- Exercise requirements -
Copy the listing below verbatim, line for line, but omit the picture from your copy.

** Begin **

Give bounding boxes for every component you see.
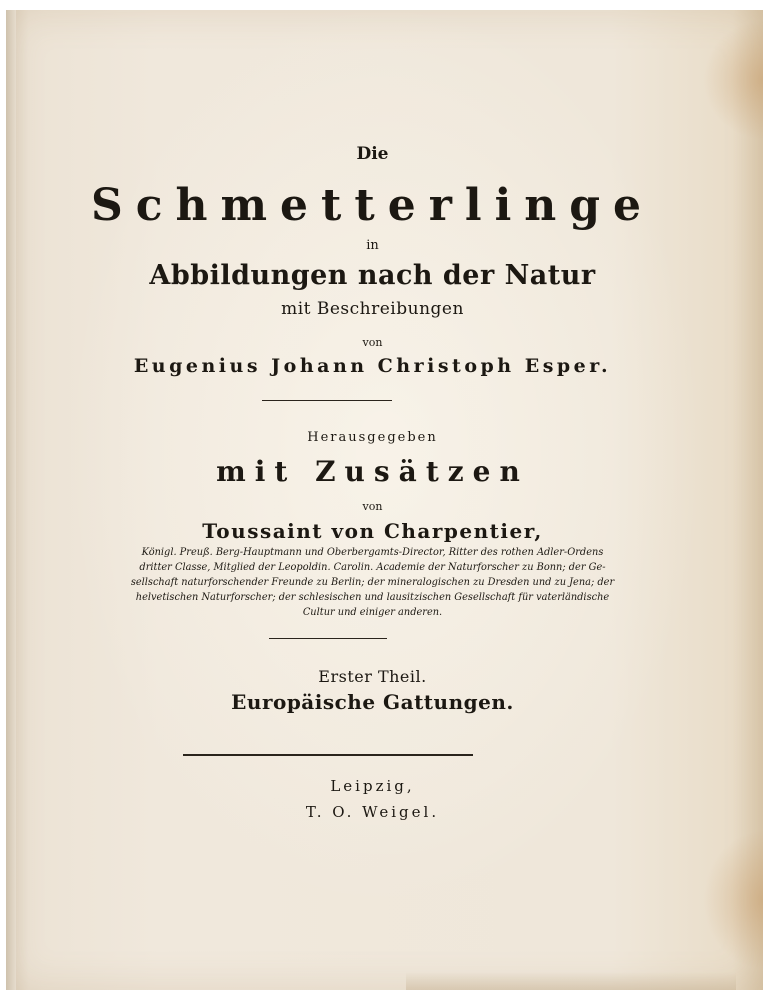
rule-3 — [183, 754, 473, 756]
edited-with: mit Zusätzen — [216, 455, 529, 488]
editor-credentials-2: dritter Classe, Mitglied der Leopoldin. Carolin. Academie der Naturforscher zu Bonn; der Ge- — [139, 562, 606, 573]
paper-wear — [406, 972, 736, 990]
imprint-publisher: T. O. Weigel. — [305, 803, 440, 821]
editor-credentials-3: sellschaft naturforschender Freunde zu Berlin; der mineralogischen zu Dresden und zu Jena; der — [130, 577, 615, 588]
rule-2 — [269, 638, 387, 639]
by-2: von — [362, 500, 383, 513]
editor-name: Toussaint von Charpentier, — [202, 519, 543, 543]
connector-in: in — [366, 238, 379, 253]
imprint-place: Leipzig, — [330, 777, 415, 795]
edited-label: Herausgegeben — [307, 430, 438, 445]
editor-credentials-5: Cultur und einiger anderen. — [302, 607, 443, 618]
foxing-stain — [703, 830, 763, 970]
title-page — [6, 10, 763, 990]
part-number: Erster Theil. — [318, 667, 427, 686]
pre-title: Die — [356, 144, 389, 164]
subtitle-2: mit Beschreibungen — [281, 299, 464, 319]
editor-credentials-4: helvetischen Naturforscher; der schlesischen und lausitzischen Gesellschaft für vaterländische — [135, 592, 610, 603]
foxing-stain — [703, 20, 763, 140]
part-title: Europäische Gattungen. — [231, 690, 514, 714]
editor-credentials-1: Königl. Preuß. Berg-Hauptmann und Oberbergamts-Director, Ritter des rothen Adler-Ordens — [141, 547, 604, 558]
main-title: Schmetterlinge — [90, 180, 655, 231]
subtitle-1: Abbildungen nach der Natur — [149, 260, 596, 291]
rule-1 — [262, 400, 392, 401]
author: Eugenius Johann Christoph Esper. — [133, 355, 612, 377]
by-1: von — [362, 336, 383, 349]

** End **

- Complete answer -
Give bounding boxes for every component you see.
rule-3 — [183, 754, 473, 756]
edited-with: mit Zusätzen — [216, 455, 529, 488]
editor-credentials-2: dritter Classe, Mitglied der Leopoldin. Carolin. Academie der Naturforscher zu Bonn; der Ge- — [139, 562, 606, 573]
paper-wear — [406, 972, 736, 990]
imprint-publisher: T. O. Weigel. — [305, 803, 440, 821]
editor-credentials-3: sellschaft naturforschender Freunde zu Berlin; der mineralogischen zu Dresden und zu Jena; der — [130, 577, 615, 588]
rule-2 — [269, 638, 387, 639]
by-2: von — [362, 500, 383, 513]
editor-name: Toussaint von Charpentier, — [202, 519, 543, 543]
connector-in: in — [366, 238, 379, 253]
imprint-place: Leipzig, — [330, 777, 415, 795]
edited-label: Herausgegeben — [307, 430, 438, 445]
editor-credentials-5: Cultur und einiger anderen. — [302, 607, 443, 618]
foxing-stain — [703, 830, 763, 970]
title-page — [6, 10, 763, 990]
part-number: Erster Theil. — [318, 667, 427, 686]
pre-title: Die — [356, 144, 389, 164]
subtitle-2: mit Beschreibungen — [281, 299, 464, 319]
editor-credentials-4: helvetischen Naturforscher; der schlesischen und lausitzischen Gesellschaft für vaterländische — [135, 592, 610, 603]
foxing-stain — [703, 20, 763, 140]
part-title: Europäische Gattungen. — [231, 690, 514, 714]
editor-credentials-1: Königl. Preuß. Berg-Hauptmann und Oberbergamts-Director, Ritter des rothen Adler-Ordens — [141, 547, 604, 558]
main-title: Schmetterlinge — [90, 180, 655, 231]
subtitle-1: Abbildungen nach der Natur — [149, 260, 596, 291]
rule-1 — [262, 400, 392, 401]
author: Eugenius Johann Christoph Esper. — [133, 355, 612, 377]
by-1: von — [362, 336, 383, 349]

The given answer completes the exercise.